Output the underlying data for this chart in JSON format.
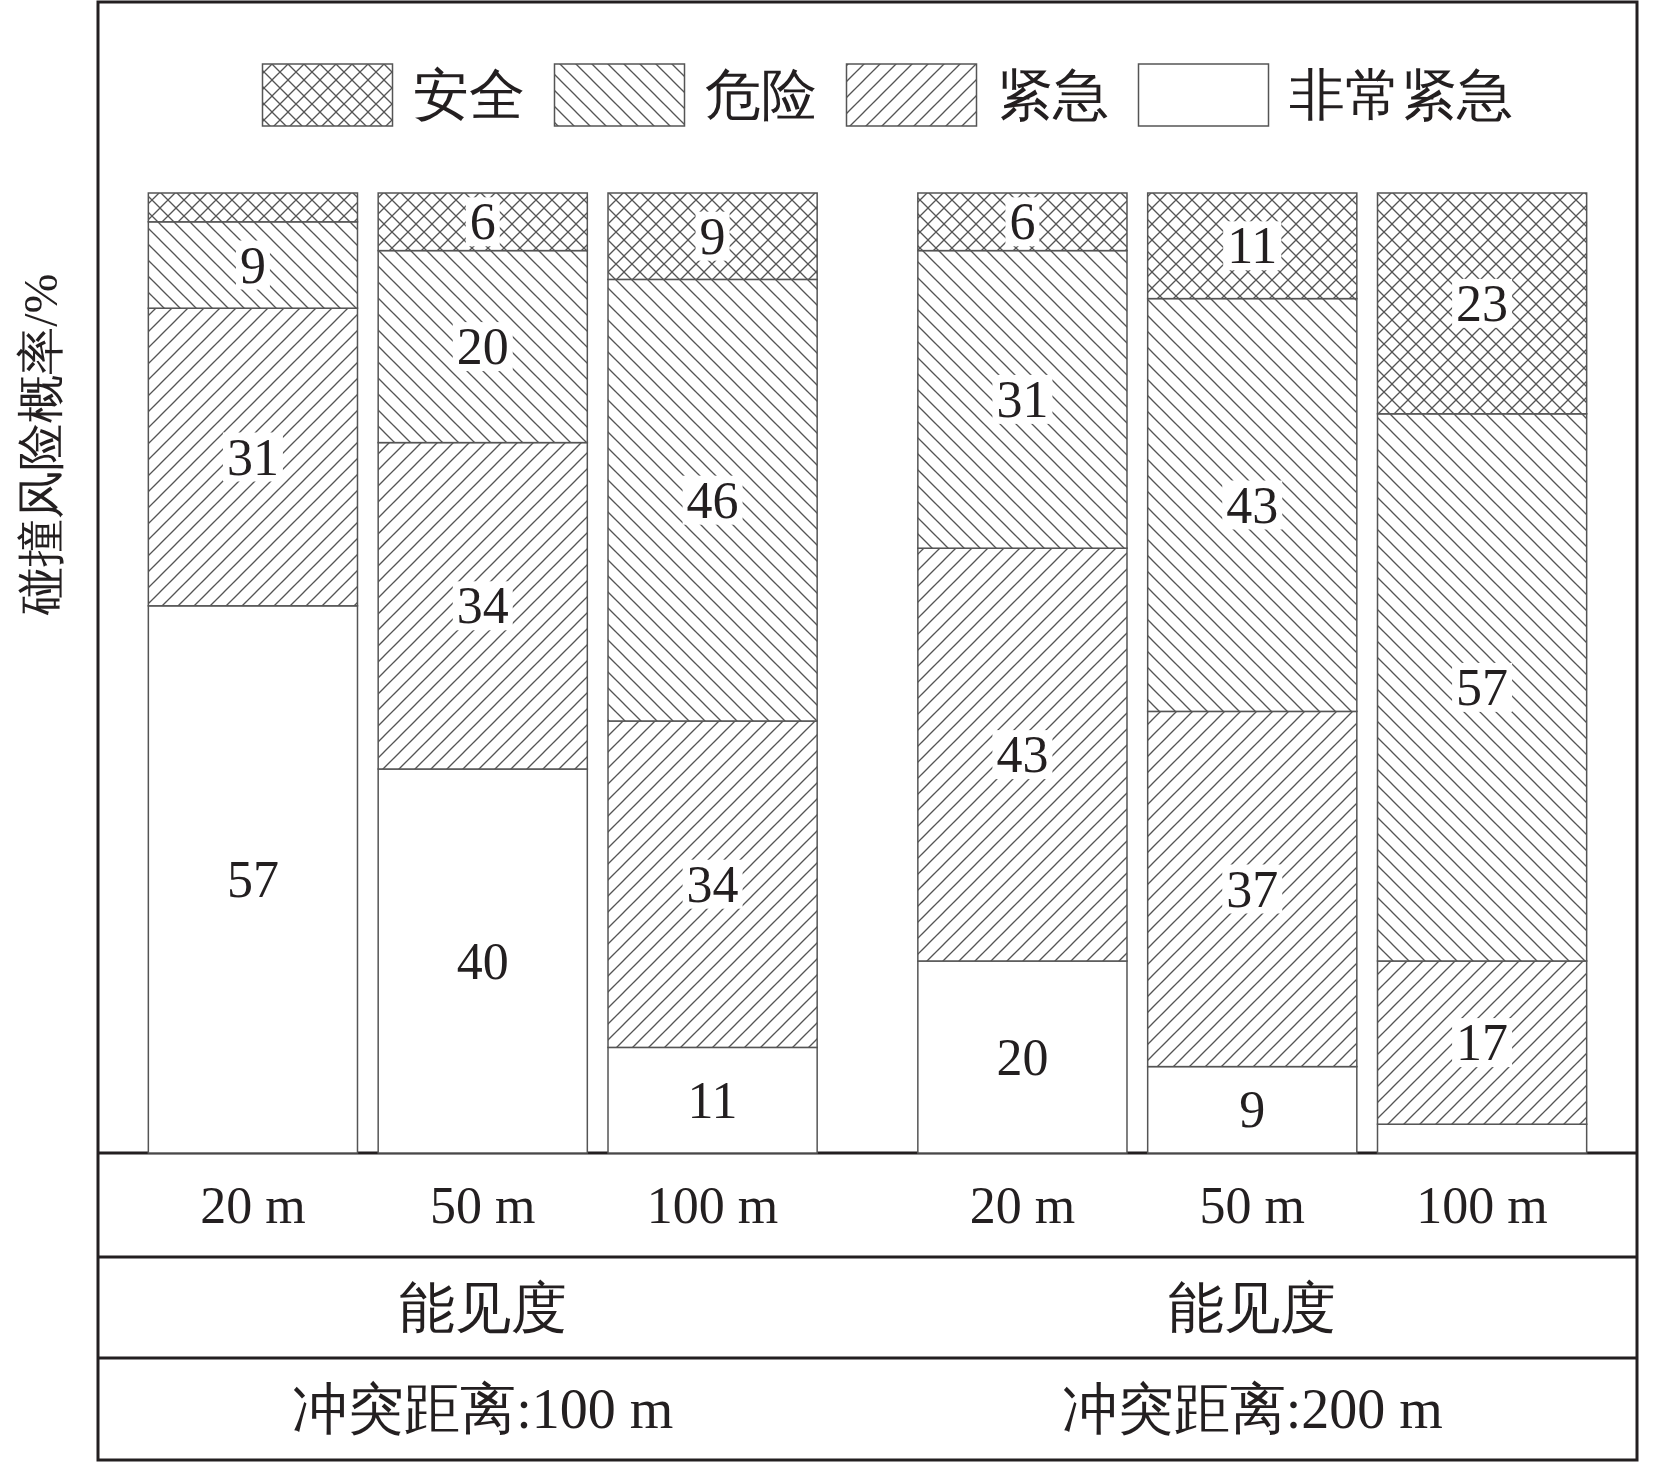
{
  "chart_data": [
    {
      "type": "bar",
      "stacked": true,
      "categories": [
        "20 m",
        "50 m",
        "100 m"
      ],
      "ylabel": "碰撞风险概率/%",
      "xlabel": "能见度",
      "annotations": [
        "冲突距离:100 m"
      ],
      "ylim": [
        0,
        100
      ],
      "tick_labels": "x",
      "legend": "top",
      "series": [
        {
          "name": "非常紧急",
          "color": "#ffffff",
          "values": [
            57,
            40,
            11
          ],
          "value_labels": [
            "57",
            "40",
            "11"
          ]
        },
        {
          "name": "紧急",
          "color": "#555555",
          "values": [
            31,
            34,
            34
          ],
          "value_labels": [
            "31",
            "34",
            "34"
          ]
        },
        {
          "name": "危险",
          "color": "#555555",
          "values": [
            9,
            20,
            46
          ],
          "value_labels": [
            "9",
            "20",
            "46"
          ]
        },
        {
          "name": "安全",
          "color": "#555555",
          "values": [
            3,
            6,
            9
          ],
          "value_labels": [
            null,
            "6",
            "9"
          ]
        }
      ]
    },
    {
      "type": "bar",
      "stacked": true,
      "categories": [
        "20 m",
        "50 m",
        "100 m"
      ],
      "xlabel": "能见度",
      "annotations": [
        "冲突距离:200 m"
      ],
      "ylim": [
        0,
        100
      ],
      "tick_labels": "x",
      "series": [
        {
          "color": "#ffffff",
          "values": [
            20,
            9,
            3
          ],
          "value_labels": [
            "20",
            "9",
            null
          ]
        },
        {
          "color": "#555555",
          "values": [
            43,
            37,
            17
          ],
          "value_labels": [
            "43",
            "37",
            "17"
          ]
        },
        {
          "color": "#555555",
          "values": [
            31,
            43,
            57
          ],
          "value_labels": [
            "31",
            "43",
            "57"
          ]
        },
        {
          "color": "#555555",
          "values": [
            6,
            11,
            23
          ],
          "value_labels": [
            "6",
            "11",
            "23"
          ]
        }
      ]
    }
  ]
}
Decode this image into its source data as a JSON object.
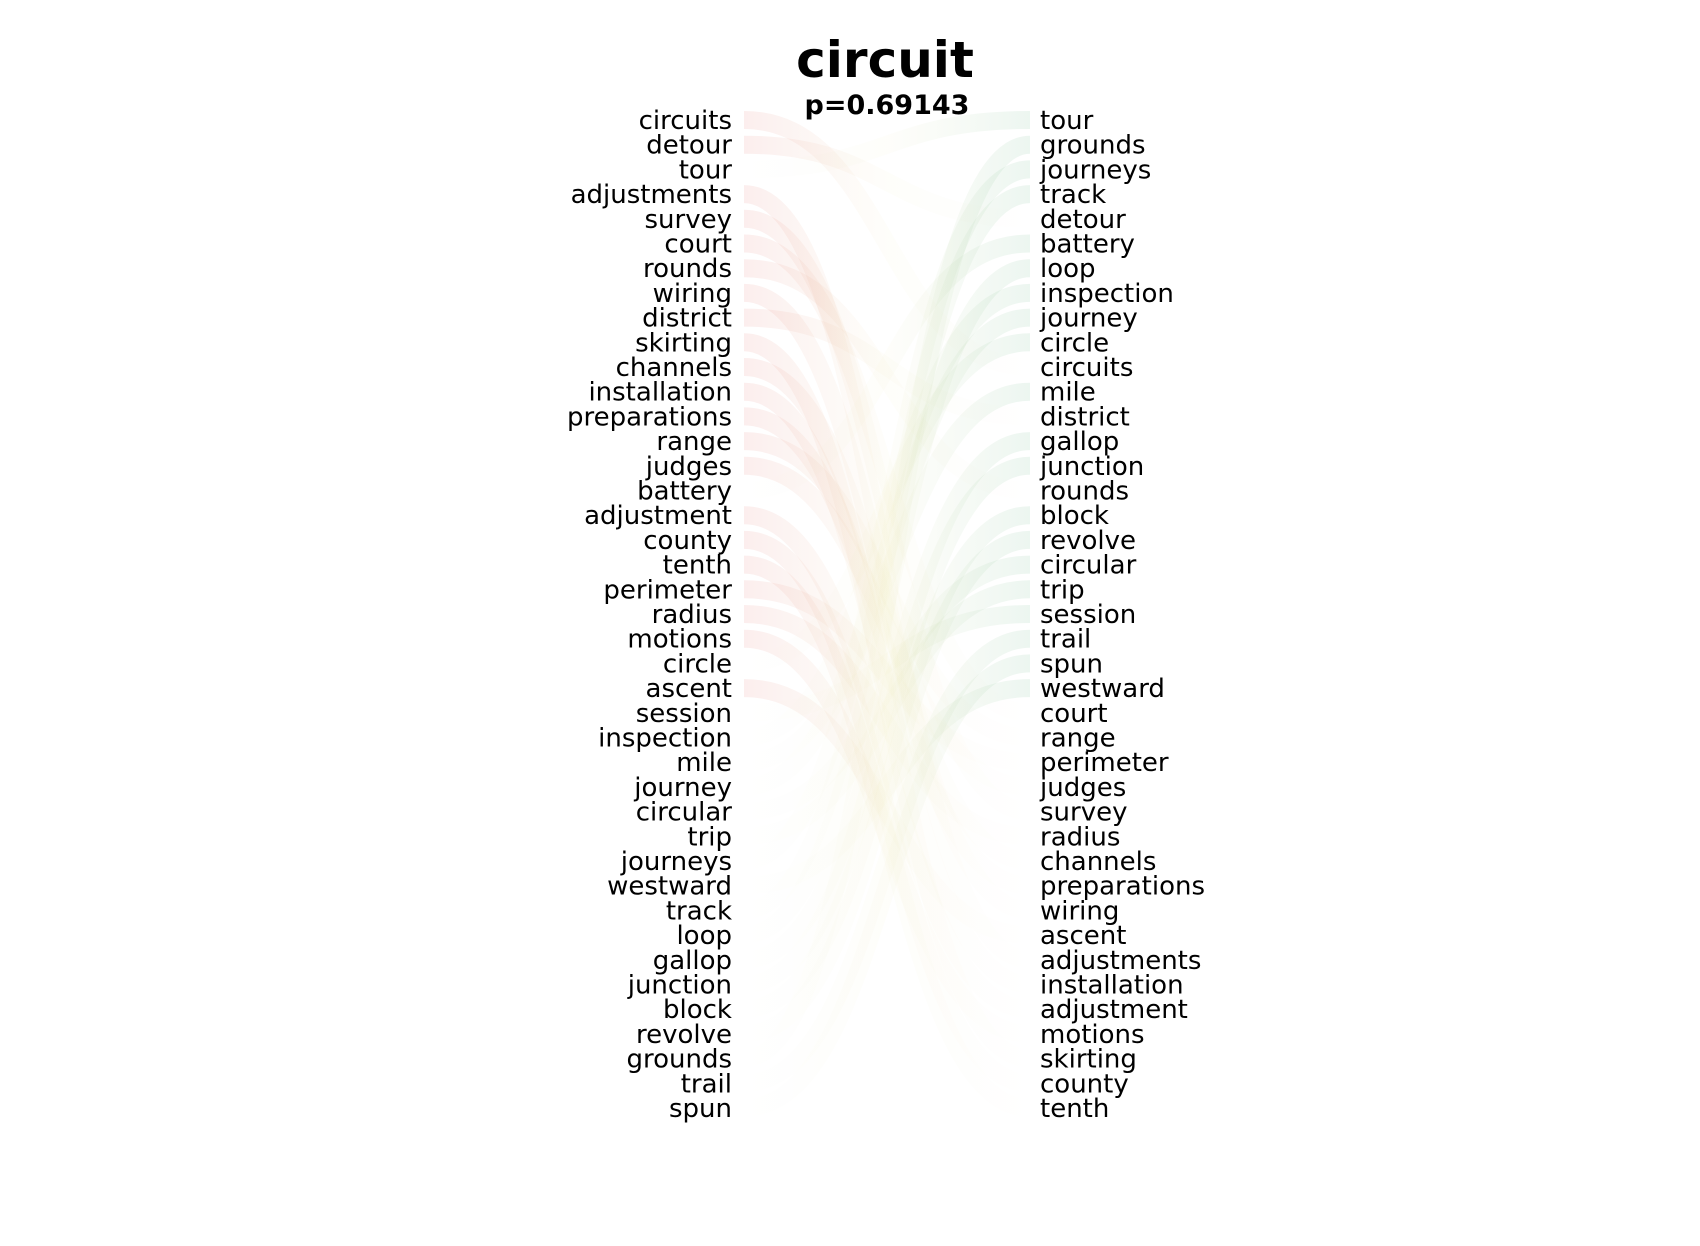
{
  "chart_data": {
    "type": "bump",
    "title": "circuit",
    "subtitle": "p=0.69143",
    "left_words": [
      "circuits",
      "detour",
      "tour",
      "adjustments",
      "survey",
      "court",
      "rounds",
      "wiring",
      "district",
      "skirting",
      "channels",
      "installation",
      "preparations",
      "range",
      "judges",
      "battery",
      "adjustment",
      "county",
      "tenth",
      "perimeter",
      "radius",
      "motions",
      "circle",
      "ascent",
      "session",
      "inspection",
      "mile",
      "journey",
      "circular",
      "trip",
      "journeys",
      "westward",
      "track",
      "loop",
      "gallop",
      "junction",
      "block",
      "revolve",
      "grounds",
      "trail",
      "spun"
    ],
    "right_words": [
      "tour",
      "grounds",
      "journeys",
      "track",
      "detour",
      "battery",
      "loop",
      "inspection",
      "journey",
      "circle",
      "circuits",
      "mile",
      "district",
      "gallop",
      "junction",
      "rounds",
      "block",
      "revolve",
      "circular",
      "trip",
      "session",
      "trail",
      "spun",
      "westward",
      "court",
      "range",
      "perimeter",
      "judges",
      "survey",
      "radius",
      "channels",
      "preparations",
      "wiring",
      "ascent",
      "adjustments",
      "installation",
      "adjustment",
      "motions",
      "skirting",
      "county",
      "tenth"
    ],
    "colors": {
      "rise": "#2e9a5a",
      "fall": "#d9423a",
      "text": "#000000"
    }
  }
}
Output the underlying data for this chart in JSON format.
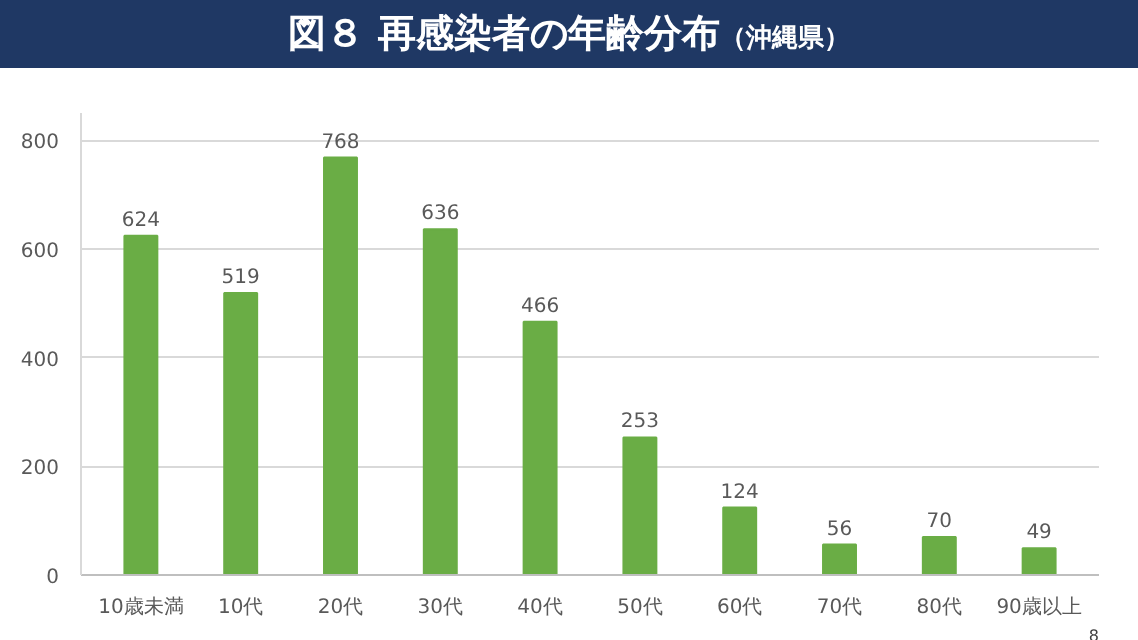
{
  "chart_data": {
    "type": "bar",
    "title": "図８ 再感染者の年齢分布",
    "subtitle": "（沖縄県）",
    "categories": [
      "10歳未満",
      "10代",
      "20代",
      "30代",
      "40代",
      "50代",
      "60代",
      "70代",
      "80代",
      "90歳以上"
    ],
    "values": [
      624,
      519,
      768,
      636,
      466,
      253,
      124,
      56,
      70,
      49
    ],
    "color": "#6aad45",
    "ylim": [
      0,
      850
    ],
    "yticks": [
      0,
      200,
      400,
      600,
      800
    ],
    "grid": "y",
    "data_labels": true,
    "annotations": [
      "8"
    ]
  }
}
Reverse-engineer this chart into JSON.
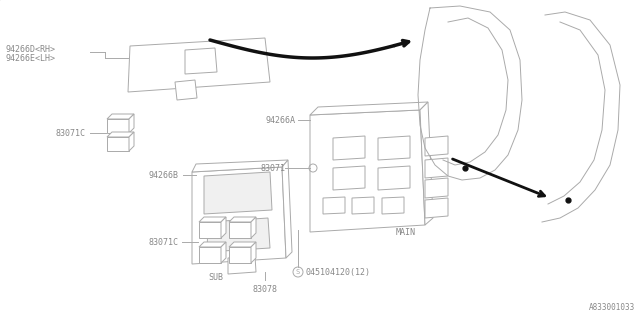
{
  "bg_color": "#ffffff",
  "line_color": "#aaaaaa",
  "text_color": "#888888",
  "arrow_color": "#111111",
  "title_ref": "A833001033",
  "labels": {
    "94266D_RH": "94266D<RH>",
    "94266E_LH": "94266E<LH>",
    "83071C_top": "83071C",
    "94266A": "94266A",
    "94266B": "94266B",
    "83071": "83071",
    "83071C_bot": "83071C",
    "83078": "83078",
    "screw": "045104120(12)",
    "MAIN": "MAIN",
    "SUB": "SUB"
  }
}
________________
● **STATED EXERCISE**
Write the material out again exactly as it appears, dropping the pictures.

● **RESULT**
Output the underlying data for this chart in JSON format.
{
  "chart_data": [
    {
      "type": "bar",
      "stacked": true,
      "categories": [
        "20 m",
        "50 m",
        "100 m"
      ],
      "ylabel": "碰撞风险概率/%",
      "xlabel": "能见度",
      "annotations": [
        "冲突距离:100 m"
      ],
      "ylim": [
        0,
        100
      ],
      "tick_labels": "x",
      "legend": "top",
      "series": [
        {
          "name": "非常紧急",
          "color": "#ffffff",
          "values": [
            57,
            40,
            11
          ],
          "value_labels": [
            "57",
            "40",
            "11"
          ]
        },
        {
          "name": "紧急",
          "color": "#555555",
          "values": [
            31,
            34,
            34
          ],
          "value_labels": [
            "31",
            "34",
            "34"
          ]
        },
        {
          "name": "危险",
          "color": "#555555",
          "values": [
            9,
            20,
            46
          ],
          "value_labels": [
            "9",
            "20",
            "46"
          ]
        },
        {
          "name": "安全",
          "color": "#555555",
          "values": [
            3,
            6,
            9
          ],
          "value_labels": [
            null,
            "6",
            "9"
          ]
        }
      ]
    },
    {
      "type": "bar",
      "stacked": true,
      "categories": [
        "20 m",
        "50 m",
        "100 m"
      ],
      "xlabel": "能见度",
      "annotations": [
        "冲突距离:200 m"
      ],
      "ylim": [
        0,
        100
      ],
      "tick_labels": "x",
      "series": [
        {
          "color": "#ffffff",
          "values": [
            20,
            9,
            3
          ],
          "value_labels": [
            "20",
            "9",
            null
          ]
        },
        {
          "color": "#555555",
          "values": [
            43,
            37,
            17
          ],
          "value_labels": [
            "43",
            "37",
            "17"
          ]
        },
        {
          "color": "#555555",
          "values": [
            31,
            43,
            57
          ],
          "value_labels": [
            "31",
            "43",
            "57"
          ]
        },
        {
          "color": "#555555",
          "values": [
            6,
            11,
            23
          ],
          "value_labels": [
            "6",
            "11",
            "23"
          ]
        }
      ]
    }
  ]
}
Decode this image into its source data as a JSON object.
{
  "chart_data": {
    "type": "bump",
    "title": "circuit",
    "subtitle": "p=0.69143",
    "left_words": [
      "circuits",
      "detour",
      "tour",
      "adjustments",
      "survey",
      "court",
      "rounds",
      "wiring",
      "district",
      "skirting",
      "channels",
      "installation",
      "preparations",
      "range",
      "judges",
      "battery",
      "adjustment",
      "county",
      "tenth",
      "perimeter",
      "radius",
      "motions",
      "circle",
      "ascent",
      "session",
      "inspection",
      "mile",
      "journey",
      "circular",
      "trip",
      "journeys",
      "westward",
      "track",
      "loop",
      "gallop",
      "junction",
      "block",
      "revolve",
      "grounds",
      "trail",
      "spun"
    ],
    "right_words": [
      "tour",
      "grounds",
      "journeys",
      "track",
      "detour",
      "battery",
      "loop",
      "inspection",
      "journey",
      "circle",
      "circuits",
      "mile",
      "district",
      "gallop",
      "junction",
      "rounds",
      "block",
      "revolve",
      "circular",
      "trip",
      "session",
      "trail",
      "spun",
      "westward",
      "court",
      "range",
      "perimeter",
      "judges",
      "survey",
      "radius",
      "channels",
      "preparations",
      "wiring",
      "ascent",
      "adjustments",
      "installation",
      "adjustment",
      "motions",
      "skirting",
      "county",
      "tenth"
    ],
    "colors": {
      "rise": "#2e9a5a",
      "fall": "#d9423a",
      "text": "#000000"
    }
  }
}
Output the underlying data for this chart in JSON format.
{
  "chart_data": {
    "type": "bar",
    "title": "図８ 再感染者の年齢分布",
    "subtitle": "（沖縄県）",
    "categories": [
      "10歳未満",
      "10代",
      "20代",
      "30代",
      "40代",
      "50代",
      "60代",
      "70代",
      "80代",
      "90歳以上"
    ],
    "values": [
      624,
      519,
      768,
      636,
      466,
      253,
      124,
      56,
      70,
      49
    ],
    "color": "#6aad45",
    "ylim": [
      0,
      850
    ],
    "yticks": [
      0,
      200,
      400,
      600,
      800
    ],
    "grid": "y",
    "data_labels": true,
    "annotations": [
      "8"
    ]
  }
}
Reverse-engineer this chart into JSON.
{
  "bg_color": "#ffffff",
  "line_color": "#aaaaaa",
  "text_color": "#888888",
  "arrow_color": "#111111",
  "title_ref": "A833001033",
  "labels": {
    "94266D_RH": "94266D<RH>",
    "94266E_LH": "94266E<LH>",
    "83071C_top": "83071C",
    "94266A": "94266A",
    "94266B": "94266B",
    "83071": "83071",
    "83071C_bot": "83071C",
    "83078": "83078",
    "screw": "045104120(12)",
    "MAIN": "MAIN",
    "SUB": "SUB"
  }
}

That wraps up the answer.